What is expected: In the entries below, find the lines with the word "solide" and copy them.

Record list:
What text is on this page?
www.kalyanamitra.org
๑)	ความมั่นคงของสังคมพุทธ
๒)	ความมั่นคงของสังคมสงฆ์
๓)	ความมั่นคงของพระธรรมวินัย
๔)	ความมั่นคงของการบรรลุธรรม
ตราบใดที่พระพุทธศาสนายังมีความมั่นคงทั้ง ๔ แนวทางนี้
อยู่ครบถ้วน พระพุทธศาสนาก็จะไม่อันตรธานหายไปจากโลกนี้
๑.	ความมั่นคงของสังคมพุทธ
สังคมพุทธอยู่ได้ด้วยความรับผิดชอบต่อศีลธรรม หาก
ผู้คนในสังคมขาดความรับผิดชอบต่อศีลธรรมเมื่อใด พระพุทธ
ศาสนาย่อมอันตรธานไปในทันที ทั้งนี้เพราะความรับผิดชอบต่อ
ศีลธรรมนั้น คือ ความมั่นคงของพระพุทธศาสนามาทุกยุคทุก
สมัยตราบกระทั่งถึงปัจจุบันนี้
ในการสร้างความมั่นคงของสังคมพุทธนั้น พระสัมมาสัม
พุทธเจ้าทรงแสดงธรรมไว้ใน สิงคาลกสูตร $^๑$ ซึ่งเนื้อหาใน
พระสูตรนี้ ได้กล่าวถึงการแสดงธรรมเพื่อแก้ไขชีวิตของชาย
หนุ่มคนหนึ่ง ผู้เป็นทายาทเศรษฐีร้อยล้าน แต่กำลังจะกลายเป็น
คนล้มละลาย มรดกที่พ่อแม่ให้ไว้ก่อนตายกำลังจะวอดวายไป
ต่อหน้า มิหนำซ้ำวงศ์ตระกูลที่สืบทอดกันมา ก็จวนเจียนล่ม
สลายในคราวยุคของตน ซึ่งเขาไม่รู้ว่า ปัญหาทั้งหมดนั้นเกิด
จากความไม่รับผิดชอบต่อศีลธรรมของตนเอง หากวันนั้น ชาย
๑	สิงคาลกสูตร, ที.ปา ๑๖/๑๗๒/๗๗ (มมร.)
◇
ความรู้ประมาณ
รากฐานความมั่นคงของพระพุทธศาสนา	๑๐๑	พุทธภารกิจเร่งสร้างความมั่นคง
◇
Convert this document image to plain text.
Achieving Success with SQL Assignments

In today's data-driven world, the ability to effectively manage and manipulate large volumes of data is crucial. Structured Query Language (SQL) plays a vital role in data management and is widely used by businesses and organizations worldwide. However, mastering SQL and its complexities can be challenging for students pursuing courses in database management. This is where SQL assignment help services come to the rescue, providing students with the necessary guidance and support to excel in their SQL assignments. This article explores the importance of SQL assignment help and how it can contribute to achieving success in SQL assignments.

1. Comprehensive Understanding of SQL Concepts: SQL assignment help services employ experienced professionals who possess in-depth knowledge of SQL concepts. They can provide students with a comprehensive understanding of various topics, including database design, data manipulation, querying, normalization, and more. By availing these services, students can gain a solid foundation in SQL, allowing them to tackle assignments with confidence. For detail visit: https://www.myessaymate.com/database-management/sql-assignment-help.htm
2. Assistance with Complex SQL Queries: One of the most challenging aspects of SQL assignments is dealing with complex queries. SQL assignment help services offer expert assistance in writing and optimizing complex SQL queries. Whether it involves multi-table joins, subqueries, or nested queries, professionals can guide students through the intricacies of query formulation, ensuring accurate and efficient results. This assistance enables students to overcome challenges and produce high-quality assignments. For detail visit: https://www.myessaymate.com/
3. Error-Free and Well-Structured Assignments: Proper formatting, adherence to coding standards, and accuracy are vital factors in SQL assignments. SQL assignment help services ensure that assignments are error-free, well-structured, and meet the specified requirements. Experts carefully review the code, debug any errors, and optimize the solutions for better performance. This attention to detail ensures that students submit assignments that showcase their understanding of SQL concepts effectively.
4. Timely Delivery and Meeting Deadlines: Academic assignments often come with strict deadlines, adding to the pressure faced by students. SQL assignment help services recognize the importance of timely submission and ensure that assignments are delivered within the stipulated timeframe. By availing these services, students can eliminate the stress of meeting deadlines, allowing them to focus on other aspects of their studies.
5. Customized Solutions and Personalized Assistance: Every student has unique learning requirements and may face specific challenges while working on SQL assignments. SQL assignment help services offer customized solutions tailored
---
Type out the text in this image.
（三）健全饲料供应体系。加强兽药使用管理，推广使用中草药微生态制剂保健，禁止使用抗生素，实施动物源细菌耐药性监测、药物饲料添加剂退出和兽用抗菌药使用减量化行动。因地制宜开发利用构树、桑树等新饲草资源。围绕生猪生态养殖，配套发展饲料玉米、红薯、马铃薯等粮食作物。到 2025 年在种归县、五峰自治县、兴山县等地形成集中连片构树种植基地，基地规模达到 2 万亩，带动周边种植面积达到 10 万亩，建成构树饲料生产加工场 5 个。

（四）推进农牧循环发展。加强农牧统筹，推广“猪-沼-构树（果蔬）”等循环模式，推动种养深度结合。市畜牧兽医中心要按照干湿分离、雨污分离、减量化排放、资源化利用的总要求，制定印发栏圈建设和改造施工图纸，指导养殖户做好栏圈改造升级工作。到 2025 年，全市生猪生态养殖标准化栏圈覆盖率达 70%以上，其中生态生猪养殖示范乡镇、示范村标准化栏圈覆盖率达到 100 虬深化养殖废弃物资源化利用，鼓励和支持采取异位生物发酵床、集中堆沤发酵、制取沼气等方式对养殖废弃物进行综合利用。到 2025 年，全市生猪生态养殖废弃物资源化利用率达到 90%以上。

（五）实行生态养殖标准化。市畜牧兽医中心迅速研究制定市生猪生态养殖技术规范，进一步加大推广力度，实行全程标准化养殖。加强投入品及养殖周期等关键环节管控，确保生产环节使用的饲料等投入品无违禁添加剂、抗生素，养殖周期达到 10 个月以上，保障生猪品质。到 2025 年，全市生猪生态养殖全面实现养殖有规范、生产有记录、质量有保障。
* * *
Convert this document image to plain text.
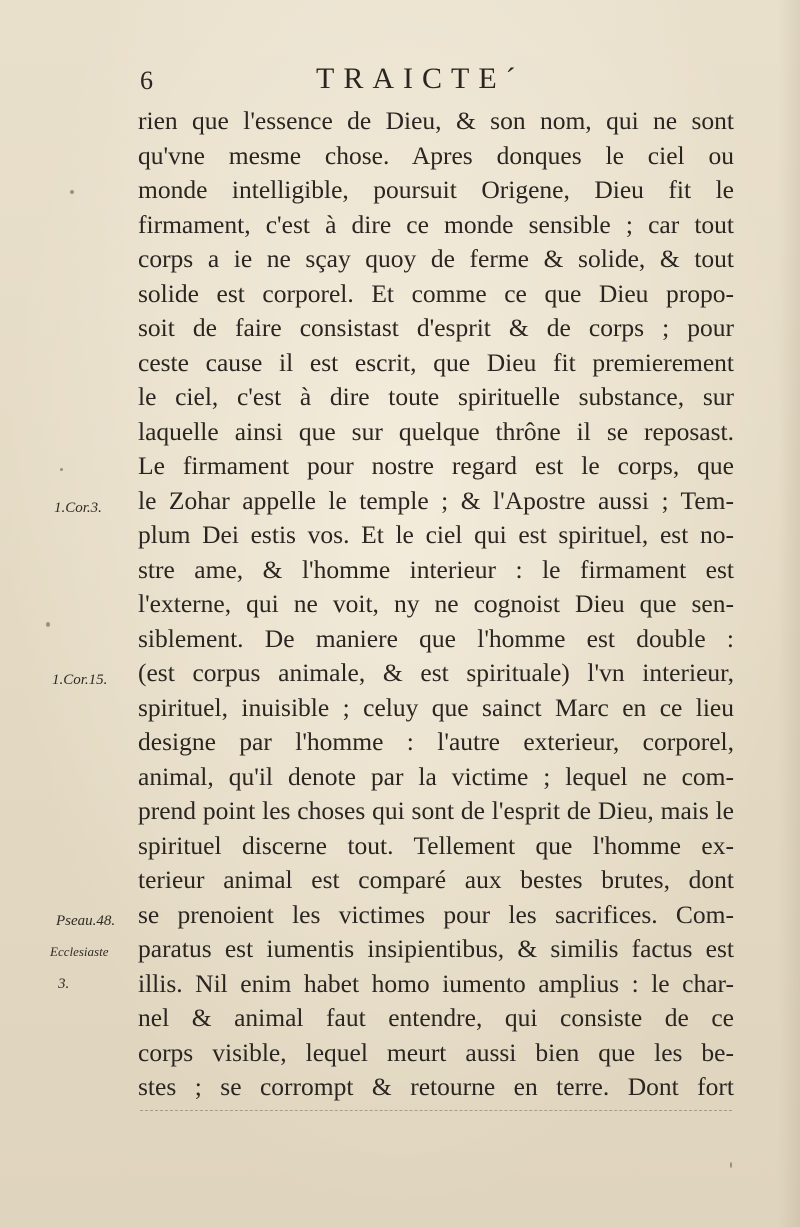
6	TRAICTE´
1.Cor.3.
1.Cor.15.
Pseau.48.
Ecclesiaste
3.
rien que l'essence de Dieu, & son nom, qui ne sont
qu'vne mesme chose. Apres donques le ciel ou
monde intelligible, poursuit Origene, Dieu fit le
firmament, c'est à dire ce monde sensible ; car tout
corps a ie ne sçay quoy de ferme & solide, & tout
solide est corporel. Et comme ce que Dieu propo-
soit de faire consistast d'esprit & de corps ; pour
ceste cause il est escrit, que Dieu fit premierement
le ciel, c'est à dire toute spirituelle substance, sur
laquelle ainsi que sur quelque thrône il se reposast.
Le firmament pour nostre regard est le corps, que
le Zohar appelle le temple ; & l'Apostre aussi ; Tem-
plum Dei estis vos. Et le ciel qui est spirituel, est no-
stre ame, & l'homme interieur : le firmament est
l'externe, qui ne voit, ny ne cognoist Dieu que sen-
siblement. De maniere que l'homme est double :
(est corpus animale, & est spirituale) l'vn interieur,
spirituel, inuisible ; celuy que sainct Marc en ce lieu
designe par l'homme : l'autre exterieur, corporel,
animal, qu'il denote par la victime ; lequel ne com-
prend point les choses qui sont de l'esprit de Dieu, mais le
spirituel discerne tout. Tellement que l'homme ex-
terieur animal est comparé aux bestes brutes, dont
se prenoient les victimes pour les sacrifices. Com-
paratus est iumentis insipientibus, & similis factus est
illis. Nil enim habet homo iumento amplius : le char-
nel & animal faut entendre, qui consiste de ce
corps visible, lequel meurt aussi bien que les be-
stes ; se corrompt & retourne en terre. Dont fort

The reply:
corps a ie ne sçay quoy de ferme & solide, & tout
solide est corporel. Et comme ce que Dieu propo-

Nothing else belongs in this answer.